## DATA TO PROCESS
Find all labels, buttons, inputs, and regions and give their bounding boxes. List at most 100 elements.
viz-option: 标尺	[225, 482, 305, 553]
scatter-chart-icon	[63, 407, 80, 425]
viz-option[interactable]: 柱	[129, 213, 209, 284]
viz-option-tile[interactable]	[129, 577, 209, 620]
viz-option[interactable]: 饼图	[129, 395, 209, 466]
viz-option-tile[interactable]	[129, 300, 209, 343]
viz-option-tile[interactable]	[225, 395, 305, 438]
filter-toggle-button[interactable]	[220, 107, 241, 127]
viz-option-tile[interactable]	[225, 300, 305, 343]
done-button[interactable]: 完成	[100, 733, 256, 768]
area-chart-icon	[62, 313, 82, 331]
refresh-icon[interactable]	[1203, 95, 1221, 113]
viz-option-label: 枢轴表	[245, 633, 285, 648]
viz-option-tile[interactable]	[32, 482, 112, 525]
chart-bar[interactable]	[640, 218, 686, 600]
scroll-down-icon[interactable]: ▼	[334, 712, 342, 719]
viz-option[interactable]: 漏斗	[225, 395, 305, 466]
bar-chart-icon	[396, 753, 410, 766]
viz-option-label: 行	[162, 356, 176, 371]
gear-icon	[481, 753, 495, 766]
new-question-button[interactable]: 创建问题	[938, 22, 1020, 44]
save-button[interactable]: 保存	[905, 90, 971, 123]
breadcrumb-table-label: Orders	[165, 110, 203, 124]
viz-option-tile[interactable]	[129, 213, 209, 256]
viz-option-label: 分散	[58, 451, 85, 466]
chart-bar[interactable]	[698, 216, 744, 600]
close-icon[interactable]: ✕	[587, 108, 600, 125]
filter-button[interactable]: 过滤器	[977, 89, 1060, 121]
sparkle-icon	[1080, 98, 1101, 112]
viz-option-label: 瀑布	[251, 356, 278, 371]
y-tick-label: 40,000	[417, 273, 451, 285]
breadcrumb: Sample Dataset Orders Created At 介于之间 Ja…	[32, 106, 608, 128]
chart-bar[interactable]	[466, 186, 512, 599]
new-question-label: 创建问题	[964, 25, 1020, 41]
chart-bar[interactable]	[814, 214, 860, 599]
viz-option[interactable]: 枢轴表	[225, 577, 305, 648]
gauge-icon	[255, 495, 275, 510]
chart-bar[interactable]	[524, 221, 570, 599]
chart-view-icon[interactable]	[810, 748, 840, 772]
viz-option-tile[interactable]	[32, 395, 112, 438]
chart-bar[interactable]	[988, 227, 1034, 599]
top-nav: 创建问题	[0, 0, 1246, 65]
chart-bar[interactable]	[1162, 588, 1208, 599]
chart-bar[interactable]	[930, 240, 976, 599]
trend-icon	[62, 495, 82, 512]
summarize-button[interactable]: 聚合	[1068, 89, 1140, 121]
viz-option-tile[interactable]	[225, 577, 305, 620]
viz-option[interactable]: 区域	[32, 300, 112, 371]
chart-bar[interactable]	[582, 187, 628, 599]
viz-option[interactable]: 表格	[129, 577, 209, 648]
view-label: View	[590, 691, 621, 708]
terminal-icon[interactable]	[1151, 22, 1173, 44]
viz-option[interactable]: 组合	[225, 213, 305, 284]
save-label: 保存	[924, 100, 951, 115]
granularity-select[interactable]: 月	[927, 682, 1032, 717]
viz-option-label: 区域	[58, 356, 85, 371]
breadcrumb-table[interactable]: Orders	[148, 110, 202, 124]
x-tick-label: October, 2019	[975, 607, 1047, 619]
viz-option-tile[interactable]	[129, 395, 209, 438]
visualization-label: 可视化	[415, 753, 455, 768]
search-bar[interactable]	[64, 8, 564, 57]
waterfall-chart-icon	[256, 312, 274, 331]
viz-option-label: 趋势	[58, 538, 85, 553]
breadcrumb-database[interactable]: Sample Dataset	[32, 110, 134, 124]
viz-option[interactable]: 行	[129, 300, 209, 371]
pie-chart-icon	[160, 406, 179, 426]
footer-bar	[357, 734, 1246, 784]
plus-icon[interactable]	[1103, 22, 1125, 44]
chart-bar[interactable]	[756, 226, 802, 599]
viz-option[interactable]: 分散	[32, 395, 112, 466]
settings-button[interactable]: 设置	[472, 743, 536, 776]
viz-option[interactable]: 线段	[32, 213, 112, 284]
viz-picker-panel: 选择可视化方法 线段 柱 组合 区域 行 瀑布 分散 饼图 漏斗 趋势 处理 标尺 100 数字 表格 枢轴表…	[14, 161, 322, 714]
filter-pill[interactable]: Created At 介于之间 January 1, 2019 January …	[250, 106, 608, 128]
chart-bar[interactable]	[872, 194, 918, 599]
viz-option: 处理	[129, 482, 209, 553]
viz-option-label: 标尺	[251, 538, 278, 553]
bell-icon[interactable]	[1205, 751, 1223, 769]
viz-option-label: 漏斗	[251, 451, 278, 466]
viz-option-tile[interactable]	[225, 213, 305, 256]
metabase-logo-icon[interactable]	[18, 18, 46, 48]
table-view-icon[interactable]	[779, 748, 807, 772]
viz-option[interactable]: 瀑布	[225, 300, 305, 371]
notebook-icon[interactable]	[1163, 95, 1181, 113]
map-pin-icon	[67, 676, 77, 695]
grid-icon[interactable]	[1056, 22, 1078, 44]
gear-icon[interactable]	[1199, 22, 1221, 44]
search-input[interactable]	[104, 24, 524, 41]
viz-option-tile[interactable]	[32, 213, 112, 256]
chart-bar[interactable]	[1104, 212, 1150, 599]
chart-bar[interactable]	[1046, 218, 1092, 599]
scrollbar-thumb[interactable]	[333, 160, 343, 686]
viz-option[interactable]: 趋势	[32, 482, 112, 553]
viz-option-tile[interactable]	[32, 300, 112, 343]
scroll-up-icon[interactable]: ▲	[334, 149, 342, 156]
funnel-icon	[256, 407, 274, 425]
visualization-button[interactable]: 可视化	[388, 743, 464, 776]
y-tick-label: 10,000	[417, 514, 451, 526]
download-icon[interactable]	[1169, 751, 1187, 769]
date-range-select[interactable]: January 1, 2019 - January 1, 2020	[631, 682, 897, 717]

## WHAT IS REQUIRED
Convert the material, from its first line down to and including the line that contains "95, 1221, 113]", into a JSON list of strings with one string per line and no blank lines.

## FINAL RESULT
[
  "Find all labels, buttons, inputs, and regions and give their bounding boxes. List at most 100 elements.",
  "viz-option: 标尺\t[225, 482, 305, 553]",
  "scatter-chart-icon\t[63, 407, 80, 425]",
  "viz-option[interactable]: 柱\t[129, 213, 209, 284]",
  "viz-option-tile[interactable]\t[129, 577, 209, 620]",
  "viz-option[interactable]: 饼图\t[129, 395, 209, 466]",
  "viz-option-tile[interactable]\t[129, 300, 209, 343]",
  "viz-option-tile[interactable]\t[225, 395, 305, 438]",
  "filter-toggle-button[interactable]\t[220, 107, 241, 127]",
  "viz-option-tile[interactable]\t[225, 300, 305, 343]",
  "done-button[interactable]: 完成\t[100, 733, 256, 768]",
  "area-chart-icon\t[62, 313, 82, 331]",
  "refresh-icon[interactable]\t[1203, 95, 1221, 113]"
]